-- Begin DATASET EXTRACT --

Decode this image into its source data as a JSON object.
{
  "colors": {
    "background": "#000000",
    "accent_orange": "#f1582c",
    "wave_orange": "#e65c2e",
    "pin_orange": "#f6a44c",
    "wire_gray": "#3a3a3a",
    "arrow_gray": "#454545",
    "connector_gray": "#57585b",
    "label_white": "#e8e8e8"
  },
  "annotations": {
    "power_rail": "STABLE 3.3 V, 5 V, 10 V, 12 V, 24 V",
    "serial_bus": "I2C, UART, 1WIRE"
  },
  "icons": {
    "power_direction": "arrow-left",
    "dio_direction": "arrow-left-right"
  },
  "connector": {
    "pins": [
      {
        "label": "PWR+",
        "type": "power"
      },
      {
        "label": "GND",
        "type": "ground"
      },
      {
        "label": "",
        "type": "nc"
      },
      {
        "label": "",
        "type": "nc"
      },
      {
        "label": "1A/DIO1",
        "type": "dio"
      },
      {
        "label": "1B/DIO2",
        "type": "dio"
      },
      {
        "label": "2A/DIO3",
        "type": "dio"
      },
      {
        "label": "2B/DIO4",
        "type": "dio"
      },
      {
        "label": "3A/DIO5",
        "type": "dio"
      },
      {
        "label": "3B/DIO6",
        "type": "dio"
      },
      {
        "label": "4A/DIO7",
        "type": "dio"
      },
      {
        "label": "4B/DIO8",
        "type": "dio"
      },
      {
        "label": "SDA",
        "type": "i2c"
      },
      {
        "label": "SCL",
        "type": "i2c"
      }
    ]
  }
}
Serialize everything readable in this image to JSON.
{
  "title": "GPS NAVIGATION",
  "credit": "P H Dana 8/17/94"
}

-- End DATASET EXTRACT --

▶ INSTRUCTIONS FOR THE TASK: Copy each entry exactly, with nothing added or dropped.

▶ RESPONSE TO THIS EXERCISE:
Decode this image into its source data as a JSON object.
{
  "colors": {
    "background": "#000000",
    "accent_orange": "#f1582c",
    "wave_orange": "#e65c2e",
    "pin_orange": "#f6a44c",
    "wire_gray": "#3a3a3a",
    "arrow_gray": "#454545",
    "connector_gray": "#57585b",
    "label_white": "#e8e8e8"
  },
  "annotations": {
    "power_rail": "STABLE 3.3 V, 5 V, 10 V, 12 V, 24 V",
    "serial_bus": "I2C, UART, 1WIRE"
  },
  "icons": {
    "power_direction": "arrow-left",
    "dio_direction": "arrow-left-right"
  },
  "connector": {
    "pins": [
      {
        "label": "PWR+",
        "type": "power"
      },
      {
        "label": "GND",
        "type": "ground"
      },
      {
        "label": "",
        "type": "nc"
      },
      {
        "label": "",
        "type": "nc"
      },
      {
        "label": "1A/DIO1",
        "type": "dio"
      },
      {
        "label": "1B/DIO2",
        "type": "dio"
      },
      {
        "label": "2A/DIO3",
        "type": "dio"
      },
      {
        "label": "2B/DIO4",
        "type": "dio"
      },
      {
        "label": "3A/DIO5",
        "type": "dio"
      },
      {
        "label": "3B/DIO6",
        "type": "dio"
      },
      {
        "label": "4A/DIO7",
        "type": "dio"
      },
      {
        "label": "4B/DIO8",
        "type": "dio"
      },
      {
        "label": "SDA",
        "type": "i2c"
      },
      {
        "label": "SCL",
        "type": "i2c"
      }
    ]
  }
}
Serialize everything readable in this image to JSON.
{
  "title": "GPS NAVIGATION",
  "credit": "P H Dana 8/17/94"
}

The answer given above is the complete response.